RECORD EXTRACTS:
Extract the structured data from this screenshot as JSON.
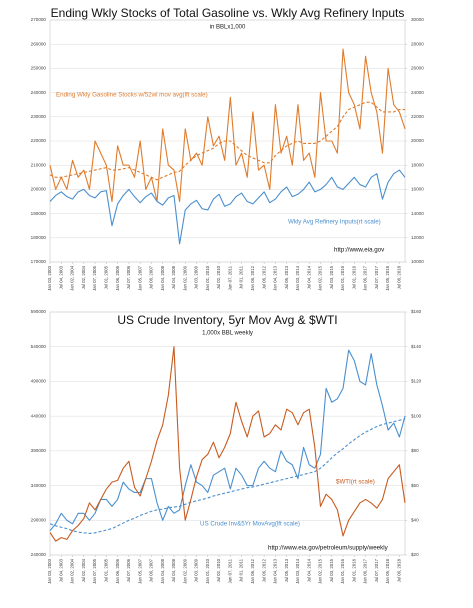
{
  "chart_data": [
    {
      "type": "line",
      "title": "Ending Wkly Stocks of Total Gasoline  vs. Wkly Avg Refinery Inputs",
      "subtitle": "in BBLx1,000",
      "categories": [
        "Jan 03, 2003",
        null,
        "Jul 04, 2003",
        null,
        "Jan 02, 2004",
        null,
        "Jul 02, 2004",
        null,
        "Jan 07, 2005",
        null,
        "Jul 01, 2005",
        null,
        "Jan 06, 2006",
        null,
        "Jul 07, 2006",
        null,
        "Jan 05, 2007",
        null,
        "Jul 06, 2007",
        null,
        "Jan 04, 2008",
        null,
        "Jul 04, 2008",
        null,
        "Jan 02, 2009",
        null,
        "Jul 03, 2009",
        null,
        "Jan 01, 2010",
        null,
        "Jul 02, 2010",
        null,
        "Jan 07, 2011",
        null,
        "Jul 01, 2011",
        null,
        "Jan 06, 2012",
        null,
        "Jul 06, 2012",
        null,
        "Jan 04, 2013",
        null,
        "Jul 05, 2013",
        null,
        "Jan 03, 2014",
        null,
        "Jul 04, 2014",
        null,
        "Jan 02, 2015",
        null,
        "Jul 03, 2015",
        null,
        "Jan 01, 2016",
        null,
        "Jul 01, 2016",
        null,
        "Jan 06, 2017",
        null,
        "Jul 07, 2017",
        null,
        "Jan 05, 2018",
        null,
        "Jul 06, 2018",
        null
      ],
      "series": [
        {
          "color": "#e07b2b",
          "dash": false,
          "axis": "y",
          "values": [
            210000,
            200000,
            205000,
            200000,
            212000,
            205000,
            208000,
            200000,
            220000,
            215000,
            210000,
            195000,
            218000,
            210000,
            210000,
            205000,
            220000,
            200000,
            205000,
            195000,
            225000,
            210000,
            208000,
            195000,
            225000,
            212000,
            215000,
            210000,
            230000,
            218000,
            222000,
            212000,
            238000,
            210000,
            215000,
            205000,
            232000,
            208000,
            210000,
            200000,
            235000,
            215000,
            222000,
            210000,
            235000,
            212000,
            215000,
            205000,
            240000,
            220000,
            220000,
            215000,
            258000,
            240000,
            235000,
            225000,
            255000,
            240000,
            232000,
            215000,
            250000,
            235000,
            232000,
            225000
          ]
        },
        {
          "color": "#e07b2b",
          "dash": true,
          "axis": "y",
          "values": [
            206000,
            205000,
            205000,
            205500,
            206000,
            206500,
            207000,
            207500,
            208000,
            208500,
            209000,
            208000,
            208000,
            208500,
            209000,
            208000,
            207000,
            206000,
            205000,
            204000,
            205000,
            206000,
            207000,
            207500,
            210000,
            212000,
            214000,
            215000,
            216000,
            217000,
            219000,
            220000,
            220000,
            218000,
            216000,
            214000,
            213000,
            212000,
            211000,
            211000,
            214000,
            216000,
            218000,
            219000,
            220000,
            219000,
            219000,
            219000,
            220000,
            222000,
            224000,
            226000,
            230000,
            233000,
            234000,
            235000,
            236000,
            236000,
            234000,
            232000,
            232000,
            232000,
            233000,
            233000
          ]
        },
        {
          "color": "#4a8fcf",
          "dash": false,
          "axis": "y2",
          "values": [
            15000,
            15500,
            15800,
            15400,
            15200,
            15800,
            16000,
            15500,
            15300,
            15800,
            15900,
            13000,
            14800,
            15500,
            16000,
            15400,
            14900,
            15400,
            15700,
            15000,
            14700,
            15300,
            15500,
            11500,
            14300,
            14800,
            15100,
            14400,
            14300,
            15200,
            15600,
            14600,
            14800,
            15400,
            15700,
            15000,
            14800,
            15300,
            15800,
            14900,
            15200,
            15800,
            16200,
            15400,
            15600,
            16000,
            16600,
            15800,
            16000,
            16400,
            17000,
            16200,
            16000,
            16500,
            17000,
            16400,
            16200,
            17000,
            17300,
            15200,
            16600,
            17300,
            17600,
            17000
          ]
        }
      ],
      "annotations": [
        {
          "text": "Ending Wkly Gasoline Stocks w/52wl mov avg(lft scale)",
          "color": "#e07b2b"
        },
        {
          "text": "Wkly Avg Refinery Inputs(rt scale)",
          "color": "#4a8fcf"
        },
        {
          "text": "http://www.eia.gov",
          "color": "#111111"
        }
      ],
      "ylim": [
        170000,
        270000
      ],
      "yticks": [
        170000,
        180000,
        190000,
        200000,
        210000,
        220000,
        230000,
        240000,
        250000,
        260000,
        270000
      ],
      "y2lim": [
        10000,
        30000
      ],
      "y2ticks": [
        10000,
        12000,
        14000,
        16000,
        18000,
        20000,
        22000,
        24000,
        26000,
        28000,
        30000
      ],
      "grid": true
    },
    {
      "type": "line",
      "title": "US Crude Inventory, 5yr Mov Avg & $WTI",
      "subtitle": "1,000x BBL weekly",
      "categories": [
        "Jan 03, 2003",
        null,
        "Jul 04, 2003",
        null,
        "Jan 02, 2004",
        null,
        "Jul 02, 2004",
        null,
        "Jan 07, 2005",
        null,
        "Jul 01, 2005",
        null,
        "Jan 06, 2006",
        null,
        "Jul 07, 2006",
        null,
        "Jan 05, 2007",
        null,
        "Jul 06, 2007",
        null,
        "Jan 04, 2008",
        null,
        "Jul 04, 2008",
        null,
        "Jan 02, 2009",
        null,
        "Jul 03, 2009",
        null,
        "Jan 01, 2010",
        null,
        "Jul 02, 2010",
        null,
        "Jan 07, 2011",
        null,
        "Jul 01, 2011",
        null,
        "Jan 06, 2012",
        null,
        "Jul 06, 2012",
        null,
        "Jan 04, 2013",
        null,
        "Jul 05, 2013",
        null,
        "Jan 03, 2014",
        null,
        "Jul 04, 2014",
        null,
        "Jan 02, 2015",
        null,
        "Jul 03, 2015",
        null,
        "Jan 01, 2016",
        null,
        "Jul 01, 2016",
        null,
        "Jan 06, 2017",
        null,
        "Jul 07, 2017",
        null,
        "Jan 05, 2018",
        null,
        "Jul 06, 2018",
        null
      ],
      "series": [
        {
          "color": "#4a8fcf",
          "dash": false,
          "axis": "y",
          "values": [
            275000,
            285000,
            300000,
            290000,
            285000,
            300000,
            300000,
            290000,
            300000,
            320000,
            320000,
            310000,
            320000,
            345000,
            335000,
            330000,
            330000,
            350000,
            350000,
            315000,
            290000,
            310000,
            300000,
            305000,
            340000,
            370000,
            345000,
            340000,
            330000,
            355000,
            360000,
            365000,
            335000,
            365000,
            355000,
            340000,
            340000,
            365000,
            375000,
            365000,
            360000,
            390000,
            375000,
            370000,
            350000,
            395000,
            370000,
            365000,
            385000,
            480000,
            460000,
            465000,
            480000,
            535000,
            520000,
            490000,
            485000,
            530000,
            485000,
            455000,
            420000,
            430000,
            410000,
            440000
          ]
        },
        {
          "color": "#4a8fcf",
          "dash": true,
          "axis": "y",
          "values": [
            285000,
            282000,
            280000,
            278000,
            275000,
            273000,
            272000,
            271000,
            272000,
            274000,
            276000,
            278000,
            282000,
            286000,
            290000,
            293000,
            297000,
            300000,
            303000,
            305000,
            306000,
            308000,
            309000,
            310000,
            313000,
            316000,
            318000,
            320000,
            322000,
            325000,
            327000,
            329000,
            331000,
            333000,
            335000,
            337000,
            338000,
            340000,
            342000,
            344000,
            346000,
            348000,
            350000,
            352000,
            354000,
            356000,
            358000,
            360000,
            365000,
            372000,
            380000,
            387000,
            393000,
            400000,
            406000,
            412000,
            417000,
            421000,
            425000,
            428000,
            430000,
            432000,
            434000,
            436000
          ]
        },
        {
          "color": "#c85a1e",
          "dash": false,
          "axis": "y2",
          "values": [
            33,
            28,
            30,
            29,
            34,
            37,
            41,
            50,
            46,
            52,
            58,
            62,
            63,
            70,
            74,
            59,
            54,
            64,
            74,
            86,
            95,
            112,
            140,
            70,
            40,
            52,
            65,
            75,
            78,
            85,
            76,
            82,
            90,
            108,
            97,
            88,
            100,
            103,
            88,
            90,
            95,
            92,
            104,
            102,
            95,
            102,
            104,
            82,
            48,
            55,
            52,
            46,
            31,
            40,
            45,
            50,
            52,
            50,
            47,
            52,
            64,
            68,
            72,
            50
          ]
        }
      ],
      "annotations": [
        {
          "text": "$WTI(rt scale)",
          "color": "#c85a1e"
        },
        {
          "text": "US Crude Inv&5Yr MovAvg(lft scale)",
          "color": "#4a8fcf"
        },
        {
          "text": "http://www.eia.gov/petroleum/supply/weekly",
          "color": "#111111"
        }
      ],
      "ylim": [
        240000,
        590000
      ],
      "yticks": [
        240000,
        290000,
        340000,
        390000,
        440000,
        490000,
        540000,
        590000
      ],
      "y2lim": [
        20,
        160
      ],
      "y2ticks": [
        {
          "value": 20,
          "label": "$20"
        },
        {
          "value": 40,
          "label": "$40"
        },
        {
          "value": 60,
          "label": "$60"
        },
        {
          "value": 80,
          "label": "$80"
        },
        {
          "value": 100,
          "label": "$100"
        },
        {
          "value": 120,
          "label": "$120"
        },
        {
          "value": 140,
          "label": "$140"
        },
        {
          "value": 160,
          "label": "$160"
        }
      ],
      "grid": true
    }
  ]
}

GOAL:
Report the number of lines in the listing where the string "Wkly" appears, and nothing besides.

FINAL ANSWER:
3